## Start

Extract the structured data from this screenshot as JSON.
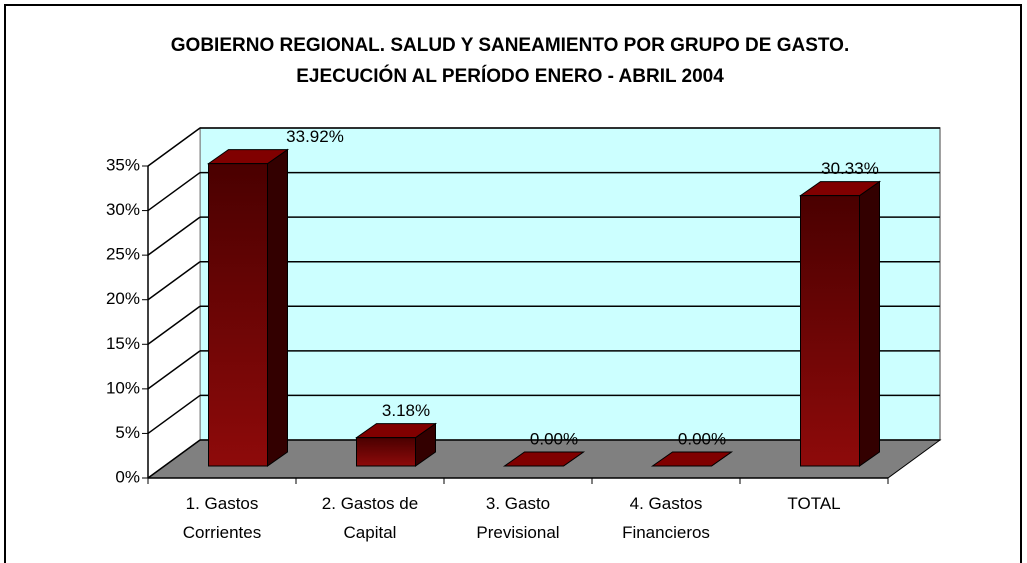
{
  "chart_data": {
    "type": "bar3d",
    "title": "GOBIERNO REGIONAL. SALUD Y SANEAMIENTO POR GRUPO DE GASTO. EJECUCIÓN AL PERÍODO ENERO - ABRIL 2004",
    "categories": [
      "1. Gastos Corrientes",
      "2. Gastos de Capital",
      "3. Gasto Previsional",
      "4. Gastos Financieros",
      "TOTAL"
    ],
    "values": [
      33.92,
      3.18,
      0,
      0,
      30.33
    ],
    "value_labels": [
      "33.92%",
      "3.18%",
      "0.00%",
      "0.00%",
      "30.33%"
    ],
    "color": "#800000",
    "ylim": [
      0,
      35
    ],
    "yticks": [
      {
        "value": 0,
        "label": "0%"
      },
      {
        "value": 5,
        "label": "5%"
      },
      {
        "value": 10,
        "label": "10%"
      },
      {
        "value": 15,
        "label": "15%"
      },
      {
        "value": 20,
        "label": "20%"
      },
      {
        "value": 25,
        "label": "25%"
      },
      {
        "value": 30,
        "label": "30%"
      },
      {
        "value": 35,
        "label": "35%"
      }
    ],
    "grid": true
  }
}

## End

- [STATED GOAL]: Every line above should be returned word for word, with the pictures left behind.

- [CORRECT RESULT]:
Extract the structured data from this screenshot as JSON.
{
  "chart_data": {
    "type": "bar3d",
    "title": "GOBIERNO REGIONAL. SALUD Y SANEAMIENTO POR GRUPO DE GASTO. EJECUCIÓN AL PERÍODO ENERO - ABRIL 2004",
    "categories": [
      "1. Gastos Corrientes",
      "2. Gastos de Capital",
      "3. Gasto Previsional",
      "4. Gastos Financieros",
      "TOTAL"
    ],
    "values": [
      33.92,
      3.18,
      0,
      0,
      30.33
    ],
    "value_labels": [
      "33.92%",
      "3.18%",
      "0.00%",
      "0.00%",
      "30.33%"
    ],
    "color": "#800000",
    "ylim": [
      0,
      35
    ],
    "yticks": [
      {
        "value": 0,
        "label": "0%"
      },
      {
        "value": 5,
        "label": "5%"
      },
      {
        "value": 10,
        "label": "10%"
      },
      {
        "value": 15,
        "label": "15%"
      },
      {
        "value": 20,
        "label": "20%"
      },
      {
        "value": 25,
        "label": "25%"
      },
      {
        "value": 30,
        "label": "30%"
      },
      {
        "value": 35,
        "label": "35%"
      }
    ],
    "grid": true
  }
}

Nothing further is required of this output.